Exercise goal:
Print out each entry below exactly, please.

::: Entries provided :::

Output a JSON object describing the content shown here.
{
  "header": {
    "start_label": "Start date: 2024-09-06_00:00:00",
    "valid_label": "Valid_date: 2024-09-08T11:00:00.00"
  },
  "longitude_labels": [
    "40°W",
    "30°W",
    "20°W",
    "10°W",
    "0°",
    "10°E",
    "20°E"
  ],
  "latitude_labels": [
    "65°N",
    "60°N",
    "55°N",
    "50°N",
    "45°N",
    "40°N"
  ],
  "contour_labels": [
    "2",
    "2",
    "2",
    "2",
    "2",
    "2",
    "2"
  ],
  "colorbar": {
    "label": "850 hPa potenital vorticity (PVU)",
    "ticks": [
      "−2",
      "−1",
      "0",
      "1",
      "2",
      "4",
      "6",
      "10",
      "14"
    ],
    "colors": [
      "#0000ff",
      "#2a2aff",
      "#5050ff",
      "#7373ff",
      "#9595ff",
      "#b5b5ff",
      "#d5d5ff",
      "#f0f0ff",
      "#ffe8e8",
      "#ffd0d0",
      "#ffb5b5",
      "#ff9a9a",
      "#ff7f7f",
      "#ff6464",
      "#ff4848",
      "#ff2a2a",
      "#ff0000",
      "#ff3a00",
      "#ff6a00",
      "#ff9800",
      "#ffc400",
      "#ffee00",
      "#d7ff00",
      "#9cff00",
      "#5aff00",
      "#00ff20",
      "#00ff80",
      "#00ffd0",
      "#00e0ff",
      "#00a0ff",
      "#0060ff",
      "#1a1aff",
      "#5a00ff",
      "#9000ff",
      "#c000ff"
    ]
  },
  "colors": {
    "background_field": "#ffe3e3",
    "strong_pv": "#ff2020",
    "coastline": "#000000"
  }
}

:::

Task response:
Output a JSON object describing the content shown here.
{
  "header": {
    "start_label": "Start date: 2024-09-06_00:00:00",
    "valid_label": "Valid_date: 2024-09-08T11:00:00.00"
  },
  "longitude_labels": [
    "40°W",
    "30°W",
    "20°W",
    "10°W",
    "0°",
    "10°E",
    "20°E"
  ],
  "latitude_labels": [
    "65°N",
    "60°N",
    "55°N",
    "50°N",
    "45°N",
    "40°N"
  ],
  "contour_labels": [
    "2",
    "2",
    "2",
    "2",
    "2",
    "2",
    "2"
  ],
  "colorbar": {
    "label": "850 hPa potenital vorticity (PVU)",
    "ticks": [
      "−2",
      "−1",
      "0",
      "1",
      "2",
      "4",
      "6",
      "10",
      "14"
    ],
    "colors": [
      "#0000ff",
      "#2a2aff",
      "#5050ff",
      "#7373ff",
      "#9595ff",
      "#b5b5ff",
      "#d5d5ff",
      "#f0f0ff",
      "#ffe8e8",
      "#ffd0d0",
      "#ffb5b5",
      "#ff9a9a",
      "#ff7f7f",
      "#ff6464",
      "#ff4848",
      "#ff2a2a",
      "#ff0000",
      "#ff3a00",
      "#ff6a00",
      "#ff9800",
      "#ffc400",
      "#ffee00",
      "#d7ff00",
      "#9cff00",
      "#5aff00",
      "#00ff20",
      "#00ff80",
      "#00ffd0",
      "#00e0ff",
      "#00a0ff",
      "#0060ff",
      "#1a1aff",
      "#5a00ff",
      "#9000ff",
      "#c000ff"
    ]
  },
  "colors": {
    "background_field": "#ffe3e3",
    "strong_pv": "#ff2020",
    "coastline": "#000000"
  }
}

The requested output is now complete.